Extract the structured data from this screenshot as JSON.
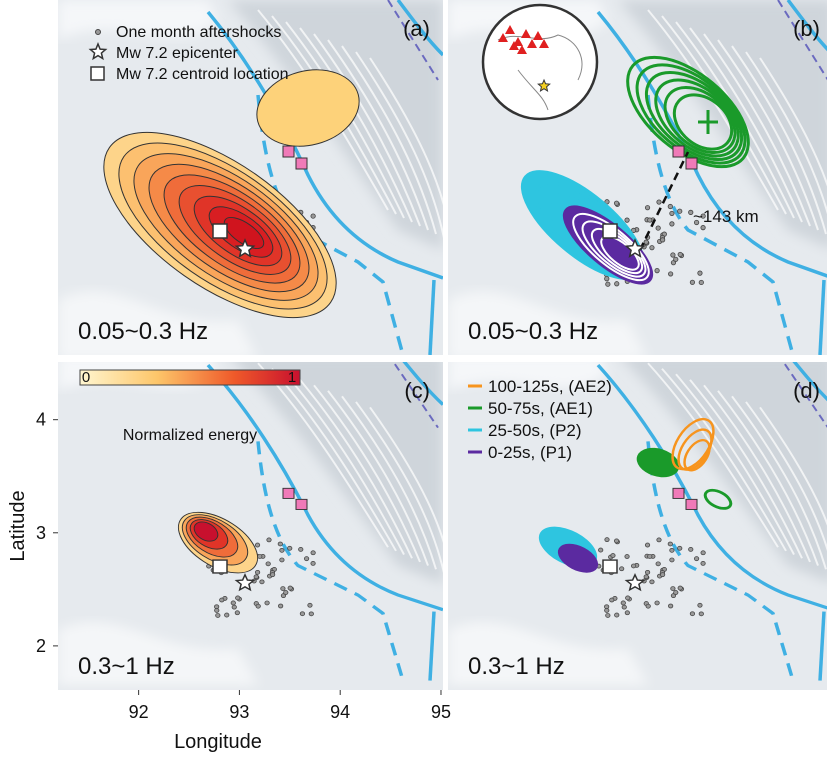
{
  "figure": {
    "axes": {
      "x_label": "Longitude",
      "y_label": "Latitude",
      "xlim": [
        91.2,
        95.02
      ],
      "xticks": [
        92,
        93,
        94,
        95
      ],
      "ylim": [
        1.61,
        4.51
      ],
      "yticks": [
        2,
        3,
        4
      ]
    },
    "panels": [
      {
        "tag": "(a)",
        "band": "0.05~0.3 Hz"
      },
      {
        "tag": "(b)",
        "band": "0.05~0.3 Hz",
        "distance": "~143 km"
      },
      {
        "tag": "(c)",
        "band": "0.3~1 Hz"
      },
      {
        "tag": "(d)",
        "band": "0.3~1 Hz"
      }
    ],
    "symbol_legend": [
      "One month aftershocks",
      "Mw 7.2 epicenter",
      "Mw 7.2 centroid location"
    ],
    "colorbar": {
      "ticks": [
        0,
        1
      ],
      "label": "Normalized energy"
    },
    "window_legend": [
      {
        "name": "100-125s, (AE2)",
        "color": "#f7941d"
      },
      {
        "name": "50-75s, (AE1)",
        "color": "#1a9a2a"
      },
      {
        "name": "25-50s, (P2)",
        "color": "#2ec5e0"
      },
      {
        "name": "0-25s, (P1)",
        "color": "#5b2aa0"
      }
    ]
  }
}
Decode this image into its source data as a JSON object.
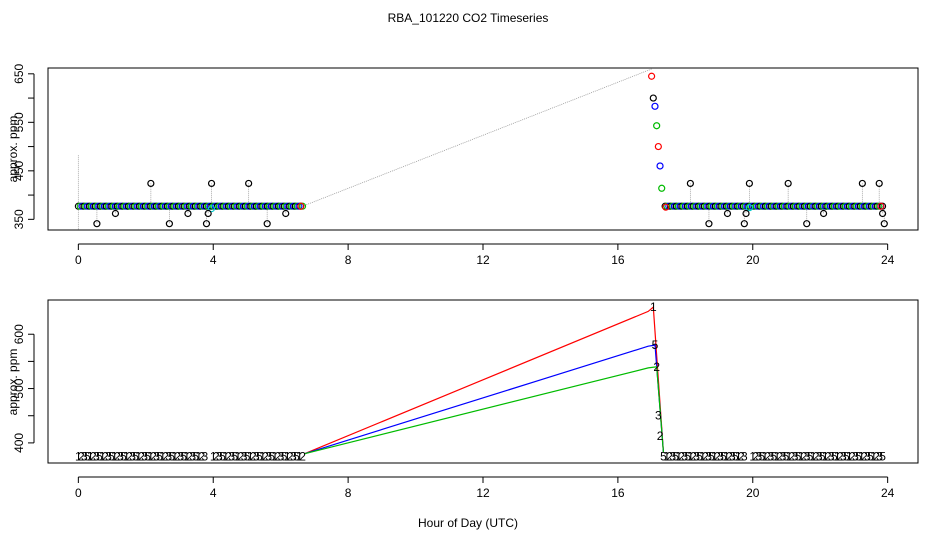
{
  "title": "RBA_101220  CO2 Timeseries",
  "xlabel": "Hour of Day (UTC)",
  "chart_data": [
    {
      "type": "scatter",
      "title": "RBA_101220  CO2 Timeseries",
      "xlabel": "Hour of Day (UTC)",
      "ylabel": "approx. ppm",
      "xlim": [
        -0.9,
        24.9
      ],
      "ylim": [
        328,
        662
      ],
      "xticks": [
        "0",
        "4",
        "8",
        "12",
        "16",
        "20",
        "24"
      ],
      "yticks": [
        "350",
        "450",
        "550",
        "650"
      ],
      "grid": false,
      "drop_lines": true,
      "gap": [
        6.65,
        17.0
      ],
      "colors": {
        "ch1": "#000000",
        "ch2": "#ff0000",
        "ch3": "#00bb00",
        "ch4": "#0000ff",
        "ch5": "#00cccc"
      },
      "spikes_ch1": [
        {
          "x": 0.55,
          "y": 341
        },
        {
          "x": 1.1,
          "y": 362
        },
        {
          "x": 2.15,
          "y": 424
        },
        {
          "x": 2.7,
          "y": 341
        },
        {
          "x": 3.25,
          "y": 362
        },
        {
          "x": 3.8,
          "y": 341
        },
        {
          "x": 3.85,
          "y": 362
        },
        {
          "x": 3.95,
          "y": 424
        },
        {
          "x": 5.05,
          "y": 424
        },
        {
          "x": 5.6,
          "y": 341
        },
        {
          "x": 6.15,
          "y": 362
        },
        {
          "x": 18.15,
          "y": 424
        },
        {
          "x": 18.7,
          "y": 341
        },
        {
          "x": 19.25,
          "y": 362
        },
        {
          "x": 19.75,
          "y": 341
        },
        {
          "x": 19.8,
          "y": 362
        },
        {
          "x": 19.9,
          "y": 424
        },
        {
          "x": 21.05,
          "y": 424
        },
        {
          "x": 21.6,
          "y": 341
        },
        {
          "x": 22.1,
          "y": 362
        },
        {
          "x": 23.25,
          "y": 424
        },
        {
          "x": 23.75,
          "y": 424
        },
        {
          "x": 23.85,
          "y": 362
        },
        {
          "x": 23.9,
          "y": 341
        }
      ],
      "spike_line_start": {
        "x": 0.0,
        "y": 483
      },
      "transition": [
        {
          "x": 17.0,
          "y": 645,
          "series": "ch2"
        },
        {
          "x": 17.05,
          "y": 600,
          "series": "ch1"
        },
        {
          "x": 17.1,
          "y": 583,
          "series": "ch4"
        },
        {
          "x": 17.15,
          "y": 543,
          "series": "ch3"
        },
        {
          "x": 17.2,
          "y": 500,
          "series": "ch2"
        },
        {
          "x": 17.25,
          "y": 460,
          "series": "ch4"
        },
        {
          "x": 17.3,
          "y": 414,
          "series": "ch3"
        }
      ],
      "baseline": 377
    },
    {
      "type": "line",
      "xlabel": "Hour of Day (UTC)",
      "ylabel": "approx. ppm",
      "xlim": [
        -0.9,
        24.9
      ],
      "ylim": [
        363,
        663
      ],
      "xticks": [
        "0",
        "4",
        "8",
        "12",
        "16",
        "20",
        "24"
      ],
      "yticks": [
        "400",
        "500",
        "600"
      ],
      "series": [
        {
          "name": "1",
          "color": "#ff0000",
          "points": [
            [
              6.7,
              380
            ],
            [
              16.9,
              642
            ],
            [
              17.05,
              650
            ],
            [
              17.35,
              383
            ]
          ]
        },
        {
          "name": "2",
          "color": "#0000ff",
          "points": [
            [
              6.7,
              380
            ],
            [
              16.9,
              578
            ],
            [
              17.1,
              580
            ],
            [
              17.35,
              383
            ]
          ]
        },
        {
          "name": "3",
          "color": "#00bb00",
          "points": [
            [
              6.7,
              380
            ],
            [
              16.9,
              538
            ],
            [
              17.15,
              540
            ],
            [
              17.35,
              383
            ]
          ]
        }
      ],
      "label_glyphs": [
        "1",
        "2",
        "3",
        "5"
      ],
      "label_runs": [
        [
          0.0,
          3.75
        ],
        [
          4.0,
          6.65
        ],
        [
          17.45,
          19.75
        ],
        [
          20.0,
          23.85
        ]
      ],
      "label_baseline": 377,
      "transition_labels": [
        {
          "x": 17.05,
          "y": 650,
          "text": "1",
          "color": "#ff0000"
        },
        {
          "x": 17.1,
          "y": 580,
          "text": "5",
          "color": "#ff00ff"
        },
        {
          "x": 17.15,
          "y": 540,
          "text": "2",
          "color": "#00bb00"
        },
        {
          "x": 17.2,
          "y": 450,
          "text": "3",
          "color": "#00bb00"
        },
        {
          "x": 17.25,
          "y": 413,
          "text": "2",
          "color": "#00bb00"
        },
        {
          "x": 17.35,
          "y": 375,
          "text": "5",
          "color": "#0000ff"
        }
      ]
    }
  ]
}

TO DO: Go through the material above and copy each line that has the word "name".

SOLUTION:
        "name": "100-125s, (AE2)",
        "name": "50-75s, (AE1)",
        "name": "25-50s, (P2)",
        "name": "0-25s, (P1)",
          "name": "1",
          "name": "2",
          "name": "3",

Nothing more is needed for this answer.